[Recorded data]

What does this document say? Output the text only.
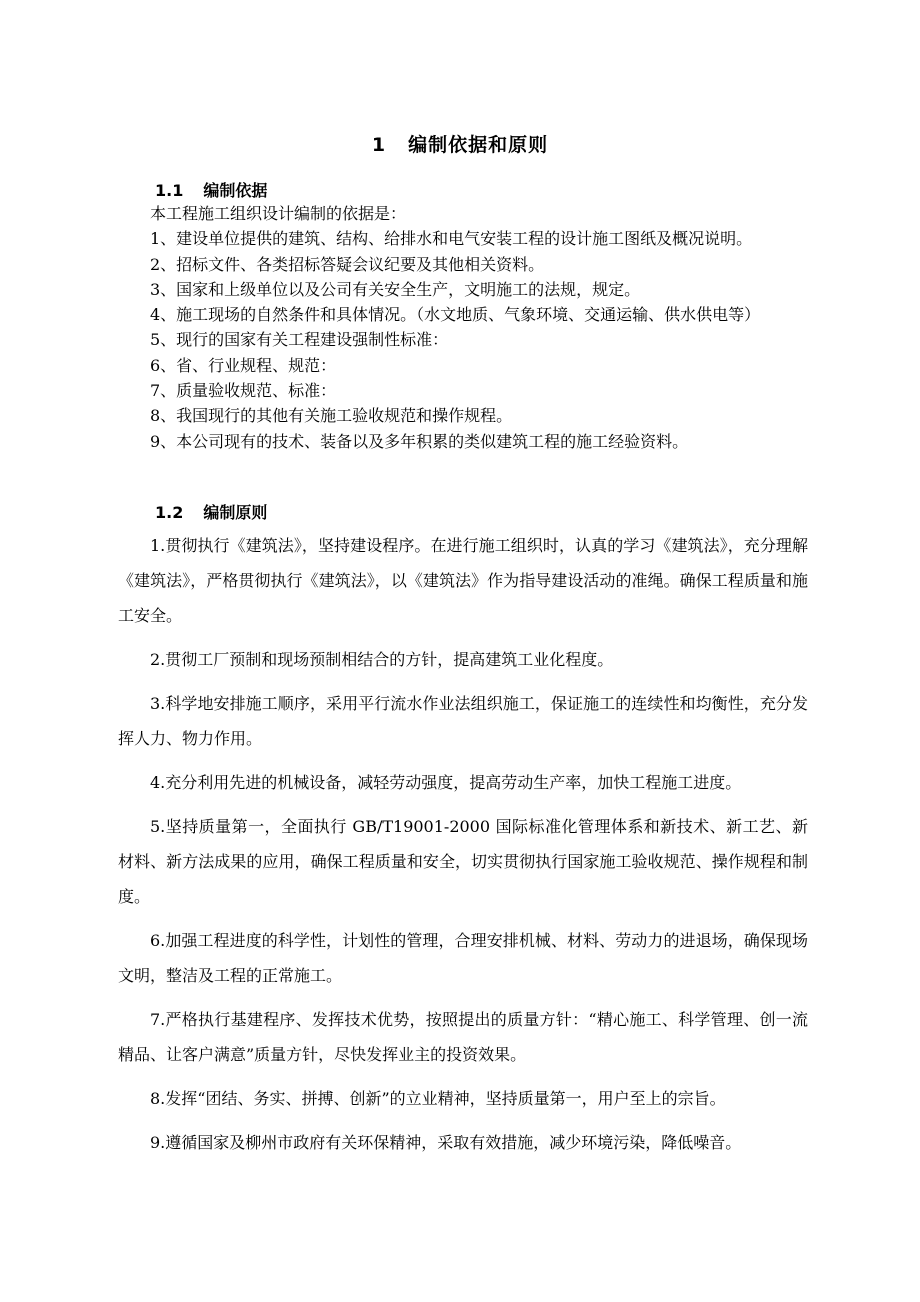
1 编制依据和原则
1.1 编制依据

本工程施工组织设计编制的依据是：

1、建设单位提供的建筑、结构、给排水和电气安装工程的设计施工图纸及概况说明。

2、招标文件、各类招标答疑会议纪要及其他相关资料。

3、国家和上级单位以及公司有关安全生产，文明施工的法规，规定。

4、施工现场的自然条件和具体情况。（水文地质、气象环境、交通运输、供水供电等）

5、现行的国家有关工程建设强制性标准：

6、省、行业规程、规范：

7、质量验收规范、标准：

8、我国现行的其他有关施工验收规范和操作规程。

9、本公司现有的技术、装备以及多年积累的类似建筑工程的施工经验资料。

1.2 编制原则

1.贯彻执行《建筑法》，坚持建设程序。在进行施工组织时，认真的学习《建筑法》，充分理解《建筑法》，严格贯彻执行《建筑法》，以《建筑法》作为指导建设活动的准绳。确保工程质量和施工安全。

2.贯彻工厂预制和现场预制相结合的方针，提高建筑工业化程度。

3.科学地安排施工顺序，采用平行流水作业法组织施工，保证施工的连续性和均衡性，充分发挥人力、物力作用。

4.充分利用先进的机械设备，减轻劳动强度，提高劳动生产率，加快工程施工进度。

5.坚持质量第一，全面执行 GB/T19001-2000 国际标准化管理体系和新技术、新工艺、新材料、新方法成果的应用，确保工程质量和安全，切实贯彻执行国家施工验收规范、操作规程和制度。

6.加强工程进度的科学性，计划性的管理，合理安排机械、材料、劳动力的进退场，确保现场文明，整洁及工程的正常施工。

7.严格执行基建程序、发挥技术优势，按照提出的质量方针：“精心施工、科学管理、创一流精品、让客户满意”质量方针，尽快发挥业主的投资效果。

8.发挥“团结、务实、拼搏、创新”的立业精神，坚持质量第一，用户至上的宗旨。

9.遵循国家及柳州市政府有关环保精神，采取有效措施，减少环境污染，降低噪音。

[TO BE DONE] Write out every line of the listing that holds the word "坚持质量第一".

[CORRECT RESPONSE]
5.坚持质量第一，全面执行 GB/T19001-2000 国际标准化管理体系和新技术、新工艺、新材料、新方法成果的应用，确保工程质量和安全，切实贯彻执行国家施工验收规范、操作规程和制度。
8.发挥“团结、务实、拼搏、创新”的立业精神，坚持质量第一，用户至上的宗旨。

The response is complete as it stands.